◆ **Texto fornecido**:

##########

Os rankings internacionais de universidades tornaram-se incontornáveis nos últimos anos. A sua proliferação e crescente mediatização fizeram com que as instituições de ensino superior, as famílias e os estudantes olhassem, com cada vez maior atenção, para os seus resultados. Mas o que valem, afinal, estas listas? A resposta a esta questão divide especialistas e responsáveis do sector. Há quem os veja como uma ferramenta útil para os estudantes, mas também quem os catalogue como um puro instrumento de mercado.

O investigador da Universidade Aberta João Caetano está entre os que defendem a pertinência da publicação dos rankings. “A ideia é que se estabeleçam modelos de comparação e competitividade entre instituições. Isso favorece o interesse geral e também os alunos”, defende este especialista em competitividade internacional no ensino superior. “São uma moda”, responde Rui Santiago, professor da Universidade de Aveiro, para quem há aqui uma clara influência dos mercados globalizados. “Primeiro apareceram as listas de empresas, depois as das universidades. Há uns anos surgiram as listas de empresas globais, agora fala-se de universidades de classe mundial. Há aqui um paralelismo”, aponta.

##########

◆ **Dados armazenados**:
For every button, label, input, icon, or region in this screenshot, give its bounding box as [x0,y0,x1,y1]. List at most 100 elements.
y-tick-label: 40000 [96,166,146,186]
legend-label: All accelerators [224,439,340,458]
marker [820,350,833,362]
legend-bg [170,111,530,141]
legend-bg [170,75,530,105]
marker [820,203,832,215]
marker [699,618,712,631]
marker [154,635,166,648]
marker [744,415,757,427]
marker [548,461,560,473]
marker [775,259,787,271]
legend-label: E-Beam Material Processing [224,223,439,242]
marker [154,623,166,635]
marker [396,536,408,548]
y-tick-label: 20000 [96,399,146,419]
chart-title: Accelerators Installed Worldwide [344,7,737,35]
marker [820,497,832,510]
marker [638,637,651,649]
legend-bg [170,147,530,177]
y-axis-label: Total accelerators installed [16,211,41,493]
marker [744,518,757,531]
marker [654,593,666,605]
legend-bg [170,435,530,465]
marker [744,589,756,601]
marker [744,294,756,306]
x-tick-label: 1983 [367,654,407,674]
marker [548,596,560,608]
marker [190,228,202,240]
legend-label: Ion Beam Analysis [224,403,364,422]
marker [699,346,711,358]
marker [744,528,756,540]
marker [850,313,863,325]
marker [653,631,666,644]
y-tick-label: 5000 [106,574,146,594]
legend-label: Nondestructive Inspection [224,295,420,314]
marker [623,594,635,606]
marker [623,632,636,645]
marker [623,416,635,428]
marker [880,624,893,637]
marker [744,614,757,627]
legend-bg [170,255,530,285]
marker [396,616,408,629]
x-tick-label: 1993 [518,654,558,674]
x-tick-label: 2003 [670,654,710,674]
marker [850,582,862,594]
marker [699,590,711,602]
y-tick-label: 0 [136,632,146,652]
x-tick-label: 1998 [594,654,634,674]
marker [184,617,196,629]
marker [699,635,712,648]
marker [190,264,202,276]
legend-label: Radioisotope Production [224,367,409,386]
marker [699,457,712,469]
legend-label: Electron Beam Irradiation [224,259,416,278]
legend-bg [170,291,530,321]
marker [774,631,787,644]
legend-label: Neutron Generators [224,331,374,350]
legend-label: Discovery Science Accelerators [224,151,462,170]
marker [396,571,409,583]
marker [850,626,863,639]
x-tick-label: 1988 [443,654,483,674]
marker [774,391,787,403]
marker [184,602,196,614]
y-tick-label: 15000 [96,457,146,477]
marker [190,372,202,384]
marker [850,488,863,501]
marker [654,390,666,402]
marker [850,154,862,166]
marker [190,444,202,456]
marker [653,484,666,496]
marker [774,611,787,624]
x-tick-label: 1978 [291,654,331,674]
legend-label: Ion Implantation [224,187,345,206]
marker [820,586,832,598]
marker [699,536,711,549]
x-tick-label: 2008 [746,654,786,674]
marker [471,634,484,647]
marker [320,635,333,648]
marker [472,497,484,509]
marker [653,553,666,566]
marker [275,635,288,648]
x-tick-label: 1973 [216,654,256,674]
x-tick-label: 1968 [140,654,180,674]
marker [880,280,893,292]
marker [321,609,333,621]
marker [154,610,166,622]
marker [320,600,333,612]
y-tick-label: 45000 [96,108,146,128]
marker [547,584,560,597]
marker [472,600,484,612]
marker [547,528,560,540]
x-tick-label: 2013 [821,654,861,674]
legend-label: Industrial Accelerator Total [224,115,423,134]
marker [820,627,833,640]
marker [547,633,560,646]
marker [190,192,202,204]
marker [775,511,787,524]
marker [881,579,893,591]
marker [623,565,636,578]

##########

◆ **Requisitos do exercício**:
1/ Resuma de forma mais breve o parágrafo do texto sobre os rankings de universidades que começa por "Os rankings internacionais de universidades", sem perder os factos principais.
2/ Segundo o texto sobre os rankings de universidades, em que universidade é professor Rui Santiago?
3/ Devolva o trecho do texto sobre os rankings de universidades que começa em "Os rankings internacionais" e segue até "instrumento de mercado.".
Responda apenas com base no texto sobre os rankings de universidades.

◆ **Respostas às tarefas**:
1/ Os rankings internacionais de universidades tornaram-se incontornáveis. Com a sua proliferação e mediatização, as instituições de ensino superior, as famílias e os estudantes dão-lhes cada vez mais atenção. O seu valor divide especialistas e responsáveis do sector. Uns veem-nos como uma ferramenta útil para os estudantes e outros como um puro instrumento de mercado.

2/ Na Universidade de Aveiro.

3/
Os rankings internacionais de universidades tornaram-se incontornáveis nos últimos anos. A sua proliferação e crescente mediatização fizeram com que as instituições de ensino superior, as famílias e os estudantes olhassem, com cada vez maior atenção, para os seus resultados. Mas o que valem, afinal, estas listas? A resposta a esta questão divide especialistas e responsáveis do sector. Há quem os veja como uma ferramenta útil para os estudantes, mas também quem os catalogue como um puro instrumento de mercado.